* **DIRECTIONS FOR THIS TASK**
Reproduce word for word the lines that open with the one containing "Patent image size: (1046, 1295)." and close with the one containing "The back member 316 is at (747, 710).", both included, and nothing else.

#### RECORDS FOR THIS TASK ####

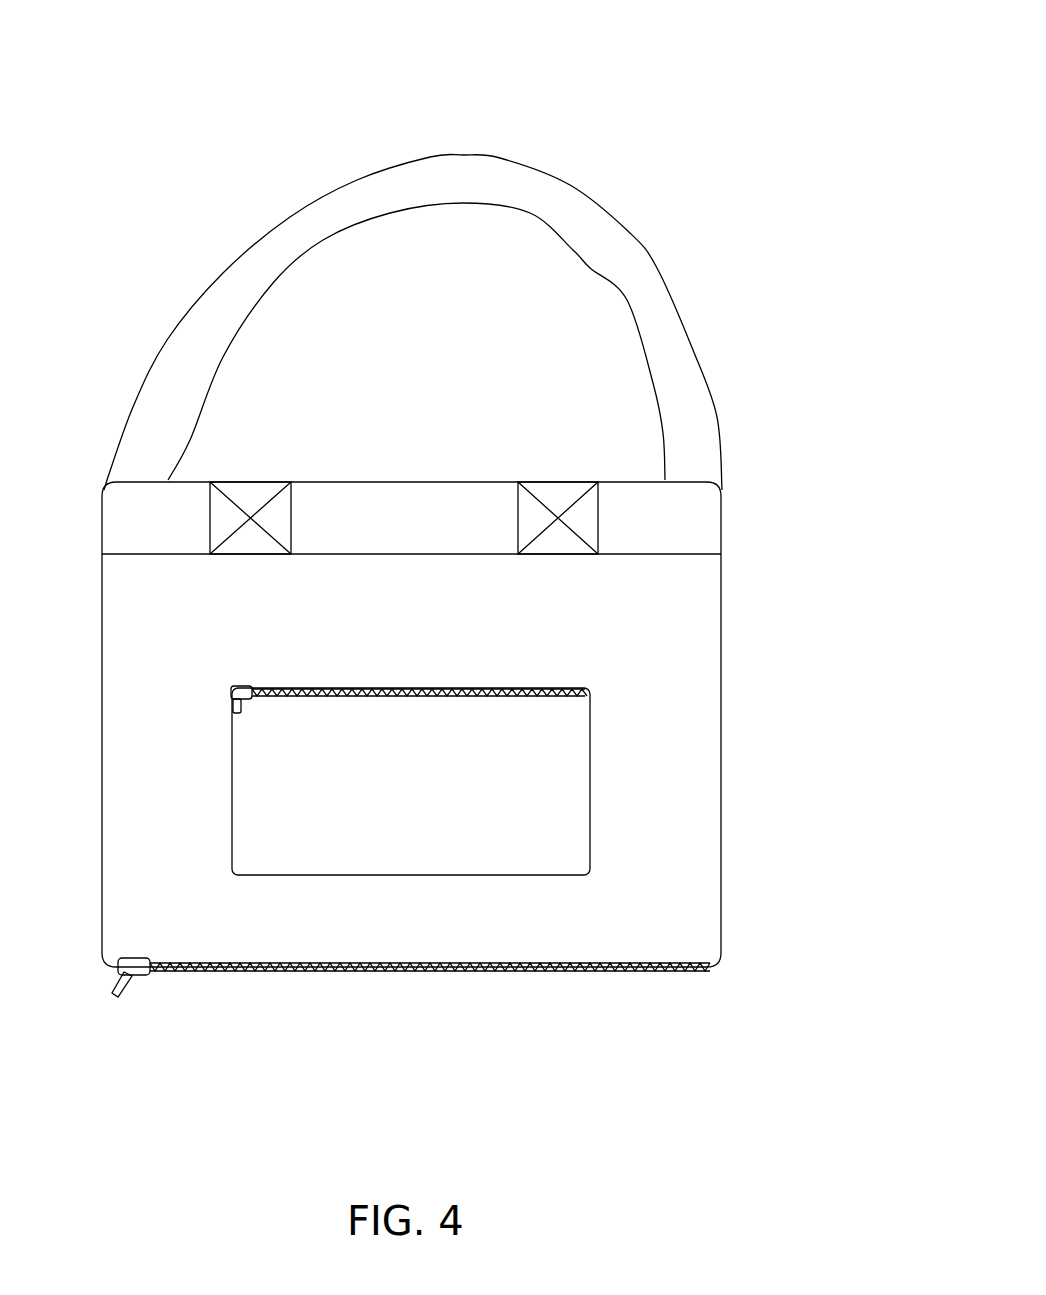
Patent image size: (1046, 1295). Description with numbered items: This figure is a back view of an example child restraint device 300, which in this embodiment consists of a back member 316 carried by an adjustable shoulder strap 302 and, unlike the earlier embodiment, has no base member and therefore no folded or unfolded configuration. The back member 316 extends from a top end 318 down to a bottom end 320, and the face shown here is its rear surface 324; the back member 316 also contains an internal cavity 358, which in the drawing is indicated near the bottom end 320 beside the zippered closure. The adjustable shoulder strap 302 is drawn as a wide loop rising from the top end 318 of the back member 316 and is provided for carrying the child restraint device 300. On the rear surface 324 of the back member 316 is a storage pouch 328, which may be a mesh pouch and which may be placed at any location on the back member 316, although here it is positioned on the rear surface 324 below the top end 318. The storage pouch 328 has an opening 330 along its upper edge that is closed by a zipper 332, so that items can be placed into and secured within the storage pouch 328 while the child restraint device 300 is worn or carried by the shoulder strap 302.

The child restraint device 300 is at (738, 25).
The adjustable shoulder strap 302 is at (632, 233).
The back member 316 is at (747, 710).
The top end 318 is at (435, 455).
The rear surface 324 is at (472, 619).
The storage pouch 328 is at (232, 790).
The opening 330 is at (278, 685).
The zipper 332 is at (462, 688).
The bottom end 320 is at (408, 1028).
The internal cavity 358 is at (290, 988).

####
#### RECORDS FOR THIS TASK ####

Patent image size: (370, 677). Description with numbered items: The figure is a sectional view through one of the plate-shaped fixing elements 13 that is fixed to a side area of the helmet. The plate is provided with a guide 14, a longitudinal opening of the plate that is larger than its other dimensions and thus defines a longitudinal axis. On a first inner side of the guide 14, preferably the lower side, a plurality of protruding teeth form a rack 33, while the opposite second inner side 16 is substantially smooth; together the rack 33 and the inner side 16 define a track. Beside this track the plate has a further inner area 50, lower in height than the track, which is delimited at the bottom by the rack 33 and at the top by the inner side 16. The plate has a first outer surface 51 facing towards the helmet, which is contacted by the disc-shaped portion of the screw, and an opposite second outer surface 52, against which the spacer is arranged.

####
#### RECORDS FOR THIS TASK ####

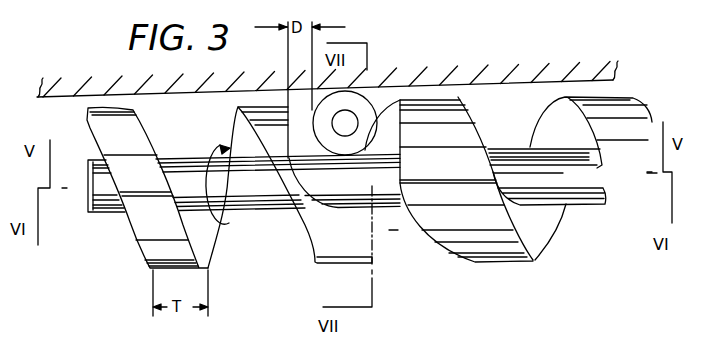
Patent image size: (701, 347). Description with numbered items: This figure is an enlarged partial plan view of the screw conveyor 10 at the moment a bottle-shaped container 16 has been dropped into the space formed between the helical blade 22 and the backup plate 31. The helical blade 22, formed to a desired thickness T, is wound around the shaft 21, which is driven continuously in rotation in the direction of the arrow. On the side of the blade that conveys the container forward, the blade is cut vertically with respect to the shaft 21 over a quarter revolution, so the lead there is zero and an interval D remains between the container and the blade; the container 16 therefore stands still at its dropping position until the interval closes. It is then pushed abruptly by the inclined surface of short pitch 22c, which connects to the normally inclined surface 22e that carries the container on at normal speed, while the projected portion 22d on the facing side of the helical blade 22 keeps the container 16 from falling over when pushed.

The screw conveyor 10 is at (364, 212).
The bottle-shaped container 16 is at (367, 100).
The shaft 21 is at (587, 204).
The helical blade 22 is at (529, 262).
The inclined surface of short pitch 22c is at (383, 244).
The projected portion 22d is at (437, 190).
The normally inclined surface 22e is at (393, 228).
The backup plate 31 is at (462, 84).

####

* **RESULT OF THIS TASK**
Patent image size: (1046, 1295). Description with numbered items: This figure is a back view of an example child restraint device 300, which in this embodiment consists of a back member 316 carried by an adjustable shoulder strap 302 and, unlike the earlier embodiment, has no base member and therefore no folded or unfolded configuration. The back member 316 extends from a top end 318 down to a bottom end 320, and the face shown here is its rear surface 324; the back member 316 also contains an internal cavity 358, which in the drawing is indicated near the bottom end 320 beside the zippered closure. The adjustable shoulder strap 302 is drawn as a wide loop rising from the top end 318 of the back member 316 and is provided for carrying the child restraint device 300. On the rear surface 324 of the back member 316 is a storage pouch 328, which may be a mesh pouch and which may be placed at any location on the back member 316, although here it is positioned on the rear surface 324 below the top end 318. The storage pouch 328 has an opening 330 along its upper edge that is closed by a zipper 332, so that items can be placed into and secured within the storage pouch 328 while the child restraint device 300 is worn or carried by the shoulder strap 302.

The child restraint device 300 is at (738, 25).
The adjustable shoulder strap 302 is at (632, 233).
The back member 316 is at (747, 710).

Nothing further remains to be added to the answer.